Extracted records:
══════
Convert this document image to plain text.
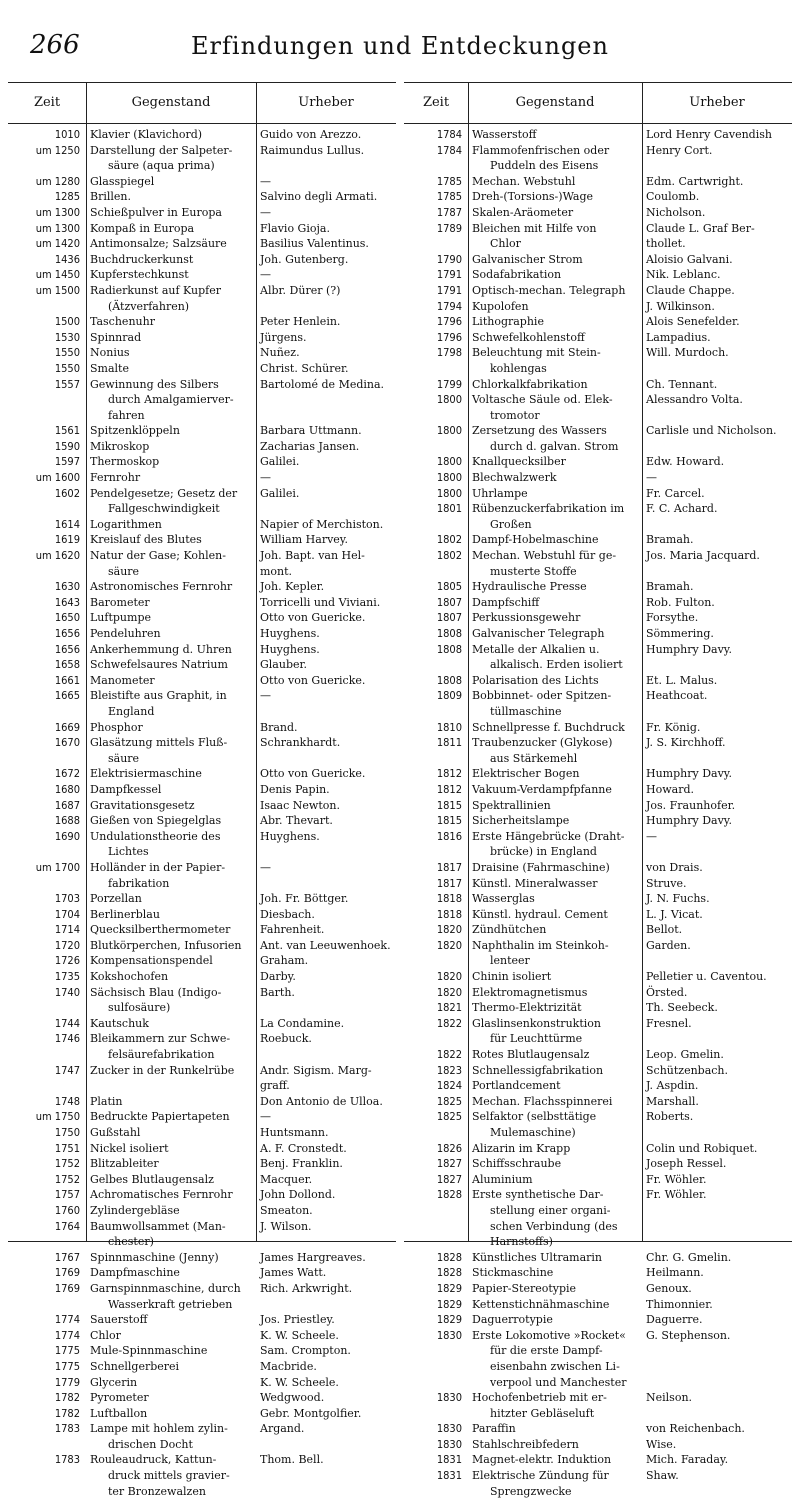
266	Erfindungen und Entdeckungen
Zeit	Gegenstand	Urheber
1010 Klavier (Klavichord)	Guido von Arezzo.
um 1250 Darstellung der Salpeter-	Raimundus Lullus.
säure (aqua prima)
um 1280 Glasspiegel	—
1285 Brillen.	Salvino degli Armati.
um 1300 Schießpulver in Europa	—
um 1300 Kompaß in Europa	Flavio Gioja.
um 1420 Antimonsalze; Salzsäure	Basilius Valentinus.
1436 Buchdruckerkunst	Joh. Gutenberg.
um 1450 Kupferstechkunst	—
um 1500 Radierkunst auf Kupfer	Albr. Dürer (?)
(Ätzverfahren)
1500 Taschenuhr	Peter Henlein.
1530 Spinnrad	Jürgens.
1550 Nonius	Nuñez.
1550 Smalte	Christ. Schürer.
1557 Gewinnung des Silbers	Bartolomé de Medina.
durch Amalgamierver-
fahren
1561 Spitzenklöppeln	Barbara Uttmann.
1590 Mikroskop	Zacharias Jansen.
1597 Thermoskop	Galilei.
um 1600 Fernrohr	—
1602 Pendelgesetze; Gesetz der	Galilei.
Fallgeschwindigkeit
1614 Logarithmen	Napier of Merchiston.
1619 Kreislauf des Blutes	William Harvey.
um 1620 Natur der Gase; Kohlen-	Joh. Bapt. van Hel-
säure	mont.
1630 Astronomisches Fernrohr	Joh. Kepler.
1643 Barometer	Torricelli und Viviani.
1650 Luftpumpe	Otto von Guericke.
1656 Pendeluhren	Huyghens.
1656 Ankerhemmung d. Uhren	Huyghens.
1658 Schwefelsaures Natrium	Glauber.
1661 Manometer	Otto von Guericke.
1665 Bleistifte aus Graphit, in	—
England
1669 Phosphor	Brand.
1670 Glasätzung mittels Fluß-	Schrankhardt.
säure
1672 Elektrisiermaschine	Otto von Guericke.
1680 Dampfkessel	Denis Papin.
1687 Gravitationsgesetz	Isaac Newton.
1688 Gießen von Spiegelglas	Abr. Thevart.
1690 Undulationstheorie des	Huyghens.
Lichtes
um 1700 Holländer in der Papier-	—
fabrikation
1703 Porzellan	Joh. Fr. Böttger.
1704 Berlinerblau	Diesbach.
1714 Quecksilberthermometer	Fahrenheit.
1720 Blutkörperchen, Infusorien	Ant. van Leeuwenhoek.
1726 Kompensationspendel	Graham.
1735 Kokshochofen	Darby.
1740 Sächsisch Blau (Indigo-	Barth.
sulfosäure)
1744 Kautschuk	La Condamine.
1746 Bleikammern zur Schwe-	Roebuck.
felsäurefabrikation
1747 Zucker in der Runkelrübe	Andr. Sigism. Marg-
graff.
1748 Platin	Don Antonio de Ulloa.
um 1750 Bedruckte Papiertapeten	—
1750 Gußstahl	Huntsmann.
1751 Nickel isoliert	A. F. Cronstedt.
1752 Blitzableiter	Benj. Franklin.
1752 Gelbes Blutlaugensalz	Macquer.
1757 Achromatisches Fernrohr	John Dollond.
1760 Zylindergebläse	Smeaton.
1764 Baumwollsammet (Man-	J. Wilson.
chester)
1767 Spinnmaschine (Jenny)	James Hargreaves.
1769 Dampfmaschine	James Watt.
1769 Garnspinnmaschine, durch	Rich. Arkwright.
Wasserkraft getrieben
1774 Sauerstoff	Jos. Priestley.
1774 Chlor	K. W. Scheele.
1775 Mule-Spinnmaschine	Sam. Crompton.
1775 Schnellgerberei	Macbride.
1779 Glycerin	K. W. Scheele.
1782 Pyrometer	Wedgwood.
1782 Luftballon	Gebr. Montgolfier.
1783 Lampe mit hohlem zylin-	Argand.
drischen Docht
1783 Rouleaudruck, Kattun-	Thom. Bell.
druck mittels gravier-
ter Bronzewalzen
Zeit	Gegenstand	Urheber
1784 Wasserstoff	Lord Henry Cavendish
1784 Flammofenfrischen oder	Henry Cort.
Puddeln des Eisens
1785 Mechan. Webstuhl	Edm. Cartwright.
1785 Dreh-(Torsions-)Wage	Coulomb.
1787 Skalen-Aräometer	Nicholson.
1789 Bleichen mit Hilfe von	Claude L. Graf Ber-
Chlor	thollet.
1790 Galvanischer Strom	Aloisio Galvani.
1791 Sodafabrikation	Nik. Leblanc.
1791 Optisch-mechan. Telegraph	Claude Chappe.
1794 Kupolofen	J. Wilkinson.
1796 Lithographie	Alois Senefelder.
1796 Schwefelkohlenstoff	Lampadius.
1798 Beleuchtung mit Stein-	Will. Murdoch.
kohlengas
1799 Chlorkalkfabrikation	Ch. Tennant.
1800 Voltasche Säule od. Elek-	Alessandro Volta.
tromotor
1800 Zersetzung des Wassers	Carlisle und Nicholson.
durch d. galvan. Strom
1800 Knallquecksilber	Edw. Howard.
1800 Blechwalzwerk	—
1800 Uhrlampe	Fr. Carcel.
1801 Rübenzuckerfabrikation im	F. C. Achard.
Großen
1802 Dampf-Hobelmaschine	Bramah.
1802 Mechan. Webstuhl für ge-	Jos. Maria Jacquard.
musterte Stoffe
1805 Hydraulische Presse	Bramah.
1807 Dampfschiff	Rob. Fulton.
1807 Perkussionsgewehr	Forsythe.
1808 Galvanischer Telegraph	Sömmering.
1808 Metalle der Alkalien u.	Humphry Davy.
alkalisch. Erden isoliert
1808 Polarisation des Lichts	Et. L. Malus.
1809 Bobbinnet- oder Spitzen-	Heathcoat.
tüllmaschine
1810 Schnellpresse f. Buchdruck	Fr. König.
1811 Traubenzucker (Glykose)	J. S. Kirchhoff.
aus Stärkemehl
1812 Elektrischer Bogen	Humphry Davy.
1812 Vakuum-Verdampfpfanne	Howard.
1815 Spektrallinien	Jos. Fraunhofer.
1815 Sicherheitslampe	Humphry Davy.
1816 Erste Hängebrücke (Draht-	—
brücke) in England
1817 Draisine (Fahrmaschine)	von Drais.
1817 Künstl. Mineralwasser	Struve.
1818 Wasserglas	J. N. Fuchs.
1818 Künstl. hydraul. Cement	L. J. Vicat.
1820 Zündhütchen	Bellot.
1820 Naphthalin im Steinkoh-	Garden.
lenteer
1820 Chinin isoliert	Pelletier u. Caventou.
1820 Elektromagnetismus	Örsted.
1821 Thermo-Elektrizität	Th. Seebeck.
1822 Glaslinsenkonstruktion	Fresnel.
für Leuchttürme
1822 Rotes Blutlaugensalz	Leop. Gmelin.
1823 Schnellessigfabrikation	Schützenbach.
1824 Portlandcement	J. Aspdin.
1825 Mechan. Flachsspinnerei	Marshall.
1825 Selfaktor (selbsttätige	Roberts.
Mulemaschine)
1826 Alizarin im Krapp	Colin und Robiquet.
1827 Schiffsschraube	Joseph Ressel.
1827 Aluminium	Fr. Wöhler.
1828 Erste synthetische Dar-	Fr. Wöhler.
stellung einer organi-
schen Verbindung (des
Harnstoffs)
1828 Künstliches Ultramarin	Chr. G. Gmelin.
1828 Stickmaschine	Heilmann.
1829 Papier-Stereotypie	Genoux.
1829 Kettenstichnähmaschine	Thimonnier.
1829 Daguerrotypie	Daguerre.
1830 Erste Lokomotive »Rocket«	G. Stephenson.
für die erste Dampf-
eisenbahn zwischen Li-
verpool und Manchester
1830 Hochofenbetrieb mit er-	Neilson.
hitzter Gebläseluft
1830 Paraffin	von Reichenbach.
1830 Stahlschreibfedern	Wise.
1831 Magnet-elektr. Induktion	Mich. Faraday.
1831 Elektrische Zündung für	Shaw.
Sprengzwecke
══════
## [What is required]
The records above need to be given again exactly. Omit the pictures.

## [The response]
Convert this document image to plain text.
266	Erfindungen und Entdeckungen
Zeit	Gegenstand	Urheber
1010 Klavier (Klavichord)	Guido von Arezzo.
um 1250 Darstellung der Salpeter-	Raimundus Lullus.
säure (aqua prima)
um 1280 Glasspiegel	—
1285 Brillen.	Salvino degli Armati.
um 1300 Schießpulver in Europa	—
um 1300 Kompaß in Europa	Flavio Gioja.
um 1420 Antimonsalze; Salzsäure	Basilius Valentinus.
1436 Buchdruckerkunst	Joh. Gutenberg.
um 1450 Kupferstechkunst	—
um 1500 Radierkunst auf Kupfer	Albr. Dürer (?)
(Ätzverfahren)
1500 Taschenuhr	Peter Henlein.
1530 Spinnrad	Jürgens.
1550 Nonius	Nuñez.
1550 Smalte	Christ. Schürer.
1557 Gewinnung des Silbers	Bartolomé de Medina.
durch Amalgamierver-
fahren
1561 Spitzenklöppeln	Barbara Uttmann.
1590 Mikroskop	Zacharias Jansen.
1597 Thermoskop	Galilei.
um 1600 Fernrohr	—
1602 Pendelgesetze; Gesetz der	Galilei.
Fallgeschwindigkeit
1614 Logarithmen	Napier of Merchiston.
1619 Kreislauf des Blutes	William Harvey.
um 1620 Natur der Gase; Kohlen-	Joh. Bapt. van Hel-
säure	mont.
1630 Astronomisches Fernrohr	Joh. Kepler.
1643 Barometer	Torricelli und Viviani.
1650 Luftpumpe	Otto von Guericke.
1656 Pendeluhren	Huyghens.
1656 Ankerhemmung d. Uhren	Huyghens.
1658 Schwefelsaures Natrium	Glauber.
1661 Manometer	Otto von Guericke.
1665 Bleistifte aus Graphit, in	—
England
1669 Phosphor	Brand.
1670 Glasätzung mittels Fluß-	Schrankhardt.
säure
1672 Elektrisiermaschine	Otto von Guericke.
1680 Dampfkessel	Denis Papin.
1687 Gravitationsgesetz	Isaac Newton.
1688 Gießen von Spiegelglas	Abr. Thevart.
1690 Undulationstheorie des	Huyghens.
Lichtes
um 1700 Holländer in der Papier-	—
fabrikation
1703 Porzellan	Joh. Fr. Böttger.
1704 Berlinerblau	Diesbach.
1714 Quecksilberthermometer	Fahrenheit.
1720 Blutkörperchen, Infusorien	Ant. van Leeuwenhoek.
1726 Kompensationspendel	Graham.
1735 Kokshochofen	Darby.
1740 Sächsisch Blau (Indigo-	Barth.
sulfosäure)
1744 Kautschuk	La Condamine.
1746 Bleikammern zur Schwe-	Roebuck.
felsäurefabrikation
1747 Zucker in der Runkelrübe	Andr. Sigism. Marg-
graff.
1748 Platin	Don Antonio de Ulloa.
um 1750 Bedruckte Papiertapeten	—
1750 Gußstahl	Huntsmann.
1751 Nickel isoliert	A. F. Cronstedt.
1752 Blitzableiter	Benj. Franklin.
1752 Gelbes Blutlaugensalz	Macquer.
1757 Achromatisches Fernrohr	John Dollond.
1760 Zylindergebläse	Smeaton.
1764 Baumwollsammet (Man-	J. Wilson.
chester)
1767 Spinnmaschine (Jenny)	James Hargreaves.
1769 Dampfmaschine	James Watt.
1769 Garnspinnmaschine, durch	Rich. Arkwright.
Wasserkraft getrieben
1774 Sauerstoff	Jos. Priestley.
1774 Chlor	K. W. Scheele.
1775 Mule-Spinnmaschine	Sam. Crompton.
1775 Schnellgerberei	Macbride.
1779 Glycerin	K. W. Scheele.
1782 Pyrometer	Wedgwood.
1782 Luftballon	Gebr. Montgolfier.
1783 Lampe mit hohlem zylin-	Argand.
drischen Docht
1783 Rouleaudruck, Kattun-	Thom. Bell.
druck mittels gravier-
ter Bronzewalzen
Zeit	Gegenstand	Urheber
1784 Wasserstoff	Lord Henry Cavendish
1784 Flammofenfrischen oder	Henry Cort.
Puddeln des Eisens
1785 Mechan. Webstuhl	Edm. Cartwright.
1785 Dreh-(Torsions-)Wage	Coulomb.
1787 Skalen-Aräometer	Nicholson.
1789 Bleichen mit Hilfe von	Claude L. Graf Ber-
Chlor	thollet.
1790 Galvanischer Strom	Aloisio Galvani.
1791 Sodafabrikation	Nik. Leblanc.
1791 Optisch-mechan. Telegraph	Claude Chappe.
1794 Kupolofen	J. Wilkinson.
1796 Lithographie	Alois Senefelder.
1796 Schwefelkohlenstoff	Lampadius.
1798 Beleuchtung mit Stein-	Will. Murdoch.
kohlengas
1799 Chlorkalkfabrikation	Ch. Tennant.
1800 Voltasche Säule od. Elek-	Alessandro Volta.
tromotor
1800 Zersetzung des Wassers	Carlisle und Nicholson.
durch d. galvan. Strom
1800 Knallquecksilber	Edw. Howard.
1800 Blechwalzwerk	—
1800 Uhrlampe	Fr. Carcel.
1801 Rübenzuckerfabrikation im	F. C. Achard.
Großen
1802 Dampf-Hobelmaschine	Bramah.
1802 Mechan. Webstuhl für ge-	Jos. Maria Jacquard.
musterte Stoffe
1805 Hydraulische Presse	Bramah.
1807 Dampfschiff	Rob. Fulton.
1807 Perkussionsgewehr	Forsythe.
1808 Galvanischer Telegraph	Sömmering.
1808 Metalle der Alkalien u.	Humphry Davy.
alkalisch. Erden isoliert
1808 Polarisation des Lichts	Et. L. Malus.
1809 Bobbinnet- oder Spitzen-	Heathcoat.
tüllmaschine
1810 Schnellpresse f. Buchdruck	Fr. König.
1811 Traubenzucker (Glykose)	J. S. Kirchhoff.
aus Stärkemehl
1812 Elektrischer Bogen	Humphry Davy.
1812 Vakuum-Verdampfpfanne	Howard.
1815 Spektrallinien	Jos. Fraunhofer.
1815 Sicherheitslampe	Humphry Davy.
1816 Erste Hängebrücke (Draht-	—
brücke) in England
1817 Draisine (Fahrmaschine)	von Drais.
1817 Künstl. Mineralwasser	Struve.
1818 Wasserglas	J. N. Fuchs.
1818 Künstl. hydraul. Cement	L. J. Vicat.
1820 Zündhütchen	Bellot.
1820 Naphthalin im Steinkoh-	Garden.
lenteer
1820 Chinin isoliert	Pelletier u. Caventou.
1820 Elektromagnetismus	Örsted.
1821 Thermo-Elektrizität	Th. Seebeck.
1822 Glaslinsenkonstruktion	Fresnel.
für Leuchttürme
1822 Rotes Blutlaugensalz	Leop. Gmelin.
1823 Schnellessigfabrikation	Schützenbach.
1824 Portlandcement	J. Aspdin.
1825 Mechan. Flachsspinnerei	Marshall.
1825 Selfaktor (selbsttätige	Roberts.
Mulemaschine)
1826 Alizarin im Krapp	Colin und Robiquet.
1827 Schiffsschraube	Joseph Ressel.
1827 Aluminium	Fr. Wöhler.
1828 Erste synthetische Dar-	Fr. Wöhler.
stellung einer organi-
schen Verbindung (des
Harnstoffs)
1828 Künstliches Ultramarin	Chr. G. Gmelin.
1828 Stickmaschine	Heilmann.
1829 Papier-Stereotypie	Genoux.
1829 Kettenstichnähmaschine	Thimonnier.
1829 Daguerrotypie	Daguerre.
1830 Erste Lokomotive »Rocket«	G. Stephenson.
für die erste Dampf-
eisenbahn zwischen Li-
verpool und Manchester
1830 Hochofenbetrieb mit er-	Neilson.
hitzter Gebläseluft
1830 Paraffin	von Reichenbach.
1830 Stahlschreibfedern	Wise.
1831 Magnet-elektr. Induktion	Mich. Faraday.
1831 Elektrische Zündung für	Shaw.
Sprengzwecke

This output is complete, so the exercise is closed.